__MATERIAL__
• • • • •

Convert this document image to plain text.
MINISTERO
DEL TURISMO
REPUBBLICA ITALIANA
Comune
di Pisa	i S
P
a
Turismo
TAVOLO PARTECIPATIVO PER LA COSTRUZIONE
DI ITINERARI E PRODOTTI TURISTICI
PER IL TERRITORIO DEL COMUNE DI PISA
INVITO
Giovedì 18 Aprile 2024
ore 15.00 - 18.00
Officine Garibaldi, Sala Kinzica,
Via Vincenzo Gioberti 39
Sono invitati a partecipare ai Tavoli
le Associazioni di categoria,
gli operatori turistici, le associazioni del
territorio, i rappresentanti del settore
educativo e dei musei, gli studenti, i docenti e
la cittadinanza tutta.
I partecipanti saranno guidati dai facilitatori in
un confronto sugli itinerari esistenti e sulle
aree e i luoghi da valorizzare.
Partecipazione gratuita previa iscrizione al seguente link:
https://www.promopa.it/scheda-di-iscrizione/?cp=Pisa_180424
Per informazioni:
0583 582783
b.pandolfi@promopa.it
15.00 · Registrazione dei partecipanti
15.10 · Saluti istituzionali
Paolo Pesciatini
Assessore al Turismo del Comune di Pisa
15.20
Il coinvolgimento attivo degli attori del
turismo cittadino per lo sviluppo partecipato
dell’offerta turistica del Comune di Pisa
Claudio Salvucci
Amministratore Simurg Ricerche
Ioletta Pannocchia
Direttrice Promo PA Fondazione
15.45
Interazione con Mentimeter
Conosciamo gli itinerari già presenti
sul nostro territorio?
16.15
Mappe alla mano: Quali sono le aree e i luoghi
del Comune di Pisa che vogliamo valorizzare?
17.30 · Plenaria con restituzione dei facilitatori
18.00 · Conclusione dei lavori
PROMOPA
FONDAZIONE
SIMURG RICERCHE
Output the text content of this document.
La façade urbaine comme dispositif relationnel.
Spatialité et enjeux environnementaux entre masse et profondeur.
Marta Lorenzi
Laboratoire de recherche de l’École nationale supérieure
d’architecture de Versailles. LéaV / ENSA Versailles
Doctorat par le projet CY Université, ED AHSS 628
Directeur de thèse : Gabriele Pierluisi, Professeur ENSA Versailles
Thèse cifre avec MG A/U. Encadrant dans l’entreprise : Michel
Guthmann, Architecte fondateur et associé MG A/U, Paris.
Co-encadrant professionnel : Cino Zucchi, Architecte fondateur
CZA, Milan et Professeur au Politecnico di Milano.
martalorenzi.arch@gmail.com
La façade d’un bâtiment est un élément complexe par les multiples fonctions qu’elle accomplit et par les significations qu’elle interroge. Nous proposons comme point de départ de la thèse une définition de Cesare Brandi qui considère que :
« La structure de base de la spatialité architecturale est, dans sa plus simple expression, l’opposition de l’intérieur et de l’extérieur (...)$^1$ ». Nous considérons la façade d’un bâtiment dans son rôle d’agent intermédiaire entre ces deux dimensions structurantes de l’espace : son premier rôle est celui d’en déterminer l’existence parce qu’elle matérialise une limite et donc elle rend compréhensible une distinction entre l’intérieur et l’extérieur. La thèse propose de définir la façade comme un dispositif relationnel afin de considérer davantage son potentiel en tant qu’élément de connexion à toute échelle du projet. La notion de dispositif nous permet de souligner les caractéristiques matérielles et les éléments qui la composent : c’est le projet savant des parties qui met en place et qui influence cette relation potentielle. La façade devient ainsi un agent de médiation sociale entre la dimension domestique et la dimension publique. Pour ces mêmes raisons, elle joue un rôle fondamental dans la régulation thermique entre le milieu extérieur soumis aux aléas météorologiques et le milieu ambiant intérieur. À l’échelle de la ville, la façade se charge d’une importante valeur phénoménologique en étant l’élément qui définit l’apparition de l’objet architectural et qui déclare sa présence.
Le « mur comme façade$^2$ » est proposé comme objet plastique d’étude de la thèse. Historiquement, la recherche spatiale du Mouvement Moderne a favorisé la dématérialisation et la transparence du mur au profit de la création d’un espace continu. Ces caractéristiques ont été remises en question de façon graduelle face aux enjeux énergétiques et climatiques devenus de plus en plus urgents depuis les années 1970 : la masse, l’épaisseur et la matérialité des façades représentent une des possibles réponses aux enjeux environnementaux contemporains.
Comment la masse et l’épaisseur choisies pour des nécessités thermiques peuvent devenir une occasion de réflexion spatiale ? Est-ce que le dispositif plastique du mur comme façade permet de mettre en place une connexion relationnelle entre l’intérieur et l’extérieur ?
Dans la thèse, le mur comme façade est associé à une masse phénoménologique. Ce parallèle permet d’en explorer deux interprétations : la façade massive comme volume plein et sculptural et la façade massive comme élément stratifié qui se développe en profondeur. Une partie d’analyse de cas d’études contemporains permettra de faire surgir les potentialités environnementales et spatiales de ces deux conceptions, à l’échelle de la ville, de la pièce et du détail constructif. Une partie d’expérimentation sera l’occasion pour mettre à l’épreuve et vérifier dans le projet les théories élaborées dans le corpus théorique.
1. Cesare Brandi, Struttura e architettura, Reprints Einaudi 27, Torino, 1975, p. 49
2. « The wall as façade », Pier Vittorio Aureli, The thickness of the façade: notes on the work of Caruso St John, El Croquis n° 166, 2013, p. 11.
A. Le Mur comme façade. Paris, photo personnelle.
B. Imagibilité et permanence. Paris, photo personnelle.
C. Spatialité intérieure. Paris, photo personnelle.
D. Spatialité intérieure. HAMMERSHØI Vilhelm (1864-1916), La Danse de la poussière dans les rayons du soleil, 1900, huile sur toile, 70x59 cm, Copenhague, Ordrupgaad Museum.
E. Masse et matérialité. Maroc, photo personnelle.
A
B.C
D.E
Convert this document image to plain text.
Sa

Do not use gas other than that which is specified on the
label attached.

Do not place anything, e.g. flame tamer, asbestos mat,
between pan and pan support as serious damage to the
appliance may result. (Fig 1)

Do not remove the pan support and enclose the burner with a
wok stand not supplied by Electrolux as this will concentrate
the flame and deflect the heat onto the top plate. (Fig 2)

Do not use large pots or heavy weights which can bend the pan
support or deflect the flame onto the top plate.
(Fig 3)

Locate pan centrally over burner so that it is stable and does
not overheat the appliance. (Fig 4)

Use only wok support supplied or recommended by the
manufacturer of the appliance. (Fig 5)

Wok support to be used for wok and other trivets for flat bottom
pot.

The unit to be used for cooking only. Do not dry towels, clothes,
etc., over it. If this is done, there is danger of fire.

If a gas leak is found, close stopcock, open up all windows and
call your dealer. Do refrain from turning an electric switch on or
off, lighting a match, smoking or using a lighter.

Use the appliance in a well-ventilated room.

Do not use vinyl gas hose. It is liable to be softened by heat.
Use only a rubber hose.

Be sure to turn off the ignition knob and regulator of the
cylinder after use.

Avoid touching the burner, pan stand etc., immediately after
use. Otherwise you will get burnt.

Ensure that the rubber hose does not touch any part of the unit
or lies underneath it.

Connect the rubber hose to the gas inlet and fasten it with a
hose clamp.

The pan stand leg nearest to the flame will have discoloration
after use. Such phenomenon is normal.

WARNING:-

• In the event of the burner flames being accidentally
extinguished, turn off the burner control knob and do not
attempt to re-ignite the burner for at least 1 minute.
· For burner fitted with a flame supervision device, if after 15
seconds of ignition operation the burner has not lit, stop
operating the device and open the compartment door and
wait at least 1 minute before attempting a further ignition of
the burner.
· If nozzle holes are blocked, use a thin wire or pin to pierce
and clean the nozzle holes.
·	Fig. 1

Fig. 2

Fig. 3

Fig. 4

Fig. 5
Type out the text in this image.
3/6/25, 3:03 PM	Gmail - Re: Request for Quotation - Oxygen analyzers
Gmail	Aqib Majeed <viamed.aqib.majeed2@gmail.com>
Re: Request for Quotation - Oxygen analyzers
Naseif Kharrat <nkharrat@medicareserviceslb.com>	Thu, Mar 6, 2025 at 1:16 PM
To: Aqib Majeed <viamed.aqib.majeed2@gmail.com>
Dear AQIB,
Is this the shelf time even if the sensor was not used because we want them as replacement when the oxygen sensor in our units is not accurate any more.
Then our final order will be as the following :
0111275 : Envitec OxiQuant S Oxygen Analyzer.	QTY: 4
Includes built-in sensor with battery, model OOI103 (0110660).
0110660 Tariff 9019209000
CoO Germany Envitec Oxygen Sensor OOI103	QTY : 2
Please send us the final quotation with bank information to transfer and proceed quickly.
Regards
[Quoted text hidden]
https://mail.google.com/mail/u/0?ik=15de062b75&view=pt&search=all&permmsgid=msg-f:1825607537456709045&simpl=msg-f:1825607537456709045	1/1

• • • • •

__INSTRUCTIONS FOR THE TASK__
Above are the records. Identify each line that contains the word "plate".

__THE SOLUTION__
the flame and deflect the heat onto the top plate. (Fig 2)
support or deflect the flame onto the top plate.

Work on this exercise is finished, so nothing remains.